Saved data entries
______

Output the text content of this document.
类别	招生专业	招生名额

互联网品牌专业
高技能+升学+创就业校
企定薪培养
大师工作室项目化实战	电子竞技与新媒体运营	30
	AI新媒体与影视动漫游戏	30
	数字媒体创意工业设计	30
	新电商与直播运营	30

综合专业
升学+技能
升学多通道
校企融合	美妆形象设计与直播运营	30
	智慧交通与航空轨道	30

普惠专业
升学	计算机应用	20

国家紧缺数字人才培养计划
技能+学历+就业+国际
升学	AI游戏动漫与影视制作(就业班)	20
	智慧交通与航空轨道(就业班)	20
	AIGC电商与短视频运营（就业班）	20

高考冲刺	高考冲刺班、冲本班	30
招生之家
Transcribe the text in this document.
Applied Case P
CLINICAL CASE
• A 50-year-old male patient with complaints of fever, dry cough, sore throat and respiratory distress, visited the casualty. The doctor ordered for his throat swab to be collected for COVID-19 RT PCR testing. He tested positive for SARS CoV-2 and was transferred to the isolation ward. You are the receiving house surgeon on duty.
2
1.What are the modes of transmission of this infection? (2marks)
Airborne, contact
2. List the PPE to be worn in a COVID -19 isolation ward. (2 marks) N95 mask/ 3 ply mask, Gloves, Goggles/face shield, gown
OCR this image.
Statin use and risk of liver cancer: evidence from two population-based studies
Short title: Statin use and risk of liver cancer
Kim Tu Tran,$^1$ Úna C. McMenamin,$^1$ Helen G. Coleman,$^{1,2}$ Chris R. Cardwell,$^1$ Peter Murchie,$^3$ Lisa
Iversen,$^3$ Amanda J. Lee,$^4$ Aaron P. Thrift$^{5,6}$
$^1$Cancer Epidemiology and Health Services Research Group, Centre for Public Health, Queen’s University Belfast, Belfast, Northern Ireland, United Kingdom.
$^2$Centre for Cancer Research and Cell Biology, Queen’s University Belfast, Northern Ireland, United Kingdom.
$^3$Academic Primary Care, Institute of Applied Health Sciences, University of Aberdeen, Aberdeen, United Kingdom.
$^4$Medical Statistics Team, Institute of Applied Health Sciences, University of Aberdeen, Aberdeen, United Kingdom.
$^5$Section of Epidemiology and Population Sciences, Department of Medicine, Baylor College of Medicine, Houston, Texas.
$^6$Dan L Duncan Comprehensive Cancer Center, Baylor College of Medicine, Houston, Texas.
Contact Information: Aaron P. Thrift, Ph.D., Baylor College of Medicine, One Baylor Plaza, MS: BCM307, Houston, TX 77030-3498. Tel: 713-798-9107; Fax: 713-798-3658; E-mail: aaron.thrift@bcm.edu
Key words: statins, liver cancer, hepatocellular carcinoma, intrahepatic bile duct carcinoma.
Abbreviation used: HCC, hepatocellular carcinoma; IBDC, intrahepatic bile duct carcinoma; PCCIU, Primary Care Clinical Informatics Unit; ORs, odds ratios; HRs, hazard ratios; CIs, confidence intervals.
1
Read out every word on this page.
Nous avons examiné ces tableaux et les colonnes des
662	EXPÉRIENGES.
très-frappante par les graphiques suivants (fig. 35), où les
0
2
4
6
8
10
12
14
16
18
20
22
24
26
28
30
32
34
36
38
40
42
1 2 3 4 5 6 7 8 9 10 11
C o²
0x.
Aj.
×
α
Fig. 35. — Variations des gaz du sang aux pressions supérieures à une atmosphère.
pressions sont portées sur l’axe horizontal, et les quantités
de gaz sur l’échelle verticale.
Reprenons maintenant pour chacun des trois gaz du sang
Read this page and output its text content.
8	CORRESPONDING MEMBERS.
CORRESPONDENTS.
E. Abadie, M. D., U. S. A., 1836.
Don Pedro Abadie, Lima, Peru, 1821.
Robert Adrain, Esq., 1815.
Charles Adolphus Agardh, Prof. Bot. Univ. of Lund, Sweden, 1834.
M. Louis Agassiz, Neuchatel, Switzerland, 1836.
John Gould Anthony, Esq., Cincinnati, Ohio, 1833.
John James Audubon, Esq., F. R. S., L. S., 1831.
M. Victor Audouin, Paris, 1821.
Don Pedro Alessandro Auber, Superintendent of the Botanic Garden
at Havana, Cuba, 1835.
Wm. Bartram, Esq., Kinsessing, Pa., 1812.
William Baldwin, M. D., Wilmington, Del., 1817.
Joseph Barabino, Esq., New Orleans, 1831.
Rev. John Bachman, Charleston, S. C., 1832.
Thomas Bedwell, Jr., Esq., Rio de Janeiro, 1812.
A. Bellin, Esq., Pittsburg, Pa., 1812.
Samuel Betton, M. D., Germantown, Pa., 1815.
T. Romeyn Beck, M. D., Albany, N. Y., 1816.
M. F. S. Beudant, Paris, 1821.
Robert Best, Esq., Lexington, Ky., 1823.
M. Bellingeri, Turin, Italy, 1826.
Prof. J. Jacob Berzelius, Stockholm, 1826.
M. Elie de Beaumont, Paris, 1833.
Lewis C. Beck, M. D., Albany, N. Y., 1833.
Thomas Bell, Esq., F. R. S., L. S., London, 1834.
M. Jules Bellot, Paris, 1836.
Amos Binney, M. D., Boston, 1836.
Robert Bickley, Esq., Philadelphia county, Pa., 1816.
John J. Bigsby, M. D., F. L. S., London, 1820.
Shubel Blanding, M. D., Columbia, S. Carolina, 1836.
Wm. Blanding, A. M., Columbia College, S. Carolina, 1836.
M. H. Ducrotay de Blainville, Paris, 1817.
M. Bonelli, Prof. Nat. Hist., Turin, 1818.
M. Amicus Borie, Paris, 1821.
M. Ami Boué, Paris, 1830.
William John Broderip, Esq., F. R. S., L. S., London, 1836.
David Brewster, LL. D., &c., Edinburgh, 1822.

______

Objective: Write out the full listing exactly as given.

Task result:
Output the text content of this document.
类别	招生专业	招生名额

互联网品牌专业
高技能+升学+创就业校
企定薪培养
大师工作室项目化实战	电子竞技与新媒体运营	30
	AI新媒体与影视动漫游戏	30
	数字媒体创意工业设计	30
	新电商与直播运营	30

综合专业
升学+技能
升学多通道
校企融合	美妆形象设计与直播运营	30
	智慧交通与航空轨道	30

普惠专业
升学	计算机应用	20

国家紧缺数字人才培养计划
技能+学历+就业+国际
升学	AI游戏动漫与影视制作(就业班)	20
	智慧交通与航空轨道(就业班)	20
	AIGC电商与短视频运营（就业班）	20

高考冲刺	高考冲刺班、冲本班	30
招生之家
Transcribe the text in this document.
Applied Case P
CLINICAL CASE
• A 50-year-old male patient with complaints of fever, dry cough, sore throat and respiratory distress, visited the casualty. The doctor ordered for his throat swab to be collected for COVID-19 RT PCR testing. He tested positive for SARS CoV-2 and was transferred to the isolation ward. You are the receiving house surgeon on duty.
2
1.What are the modes of transmission of this infection? (2marks)
Airborne, contact
2. List the PPE to be worn in a COVID -19 isolation ward. (2 marks) N95 mask/ 3 ply mask, Gloves, Goggles/face shield, gown
OCR this image.
Statin use and risk of liver cancer: evidence from two population-based studies
Short title: Statin use and risk of liver cancer
Kim Tu Tran,$^1$ Úna C. McMenamin,$^1$ Helen G. Coleman,$^{1,2}$ Chris R. Cardwell,$^1$ Peter Murchie,$^3$ Lisa
Iversen,$^3$ Amanda J. Lee,$^4$ Aaron P. Thrift$^{5,6}$
$^1$Cancer Epidemiology and Health Services Research Group, Centre for Public Health, Queen’s University Belfast, Belfast, Northern Ireland, United Kingdom.
$^2$Centre for Cancer Research and Cell Biology, Queen’s University Belfast, Northern Ireland, United Kingdom.
$^3$Academic Primary Care, Institute of Applied Health Sciences, University of Aberdeen, Aberdeen, United Kingdom.
$^4$Medical Statistics Team, Institute of Applied Health Sciences, University of Aberdeen, Aberdeen, United Kingdom.
$^5$Section of Epidemiology and Population Sciences, Department of Medicine, Baylor College of Medicine, Houston, Texas.
$^6$Dan L Duncan Comprehensive Cancer Center, Baylor College of Medicine, Houston, Texas.
Contact Information: Aaron P. Thrift, Ph.D., Baylor College of Medicine, One Baylor Plaza, MS: BCM307, Houston, TX 77030-3498. Tel: 713-798-9107; Fax: 713-798-3658; E-mail: aaron.thrift@bcm.edu
Key words: statins, liver cancer, hepatocellular carcinoma, intrahepatic bile duct carcinoma.
Abbreviation used: HCC, hepatocellular carcinoma; IBDC, intrahepatic bile duct carcinoma; PCCIU, Primary Care Clinical Informatics Unit; ORs, odds ratios; HRs, hazard ratios; CIs, confidence intervals.
1
Read out every word on this page.
Nous avons examiné ces tableaux et les colonnes des
662	EXPÉRIENGES.
très-frappante par les graphiques suivants (fig. 35), où les
0
2
4
6
8
10
12
14
16
18
20
22
24
26
28
30
32
34
36
38
40
42
1 2 3 4 5 6 7 8 9 10 11
C o²
0x.
Aj.
×
α
Fig. 35. — Variations des gaz du sang aux pressions supérieures à une atmosphère.
pressions sont portées sur l’axe horizontal, et les quantités
de gaz sur l’échelle verticale.
Reprenons maintenant pour chacun des trois gaz du sang
Read this page and output its text content.
8	CORRESPONDING MEMBERS.
CORRESPONDENTS.
E. Abadie, M. D., U. S. A., 1836.
Don Pedro Abadie, Lima, Peru, 1821.
Robert Adrain, Esq., 1815.
Charles Adolphus Agardh, Prof. Bot. Univ. of Lund, Sweden, 1834.
M. Louis Agassiz, Neuchatel, Switzerland, 1836.
John Gould Anthony, Esq., Cincinnati, Ohio, 1833.
John James Audubon, Esq., F. R. S., L. S., 1831.
M. Victor Audouin, Paris, 1821.
Don Pedro Alessandro Auber, Superintendent of the Botanic Garden
at Havana, Cuba, 1835.
Wm. Bartram, Esq., Kinsessing, Pa., 1812.
William Baldwin, M. D., Wilmington, Del., 1817.
Joseph Barabino, Esq., New Orleans, 1831.
Rev. John Bachman, Charleston, S. C., 1832.
Thomas Bedwell, Jr., Esq., Rio de Janeiro, 1812.
A. Bellin, Esq., Pittsburg, Pa., 1812.
Samuel Betton, M. D., Germantown, Pa., 1815.
T. Romeyn Beck, M. D., Albany, N. Y., 1816.
M. F. S. Beudant, Paris, 1821.
Robert Best, Esq., Lexington, Ky., 1823.
M. Bellingeri, Turin, Italy, 1826.
Prof. J. Jacob Berzelius, Stockholm, 1826.
M. Elie de Beaumont, Paris, 1833.
Lewis C. Beck, M. D., Albany, N. Y., 1833.
Thomas Bell, Esq., F. R. S., L. S., London, 1834.
M. Jules Bellot, Paris, 1836.
Amos Binney, M. D., Boston, 1836.
Robert Bickley, Esq., Philadelphia county, Pa., 1816.
John J. Bigsby, M. D., F. L. S., London, 1820.
Shubel Blanding, M. D., Columbia, S. Carolina, 1836.
Wm. Blanding, A. M., Columbia College, S. Carolina, 1836.
M. H. Ducrotay de Blainville, Paris, 1817.
M. Bonelli, Prof. Nat. Hist., Turin, 1818.
M. Amicus Borie, Paris, 1821.
M. Ami Boué, Paris, 1830.
William John Broderip, Esq., F. R. S., L. S., London, 1836.
David Brewster, LL. D., &c., Edinburgh, 1822.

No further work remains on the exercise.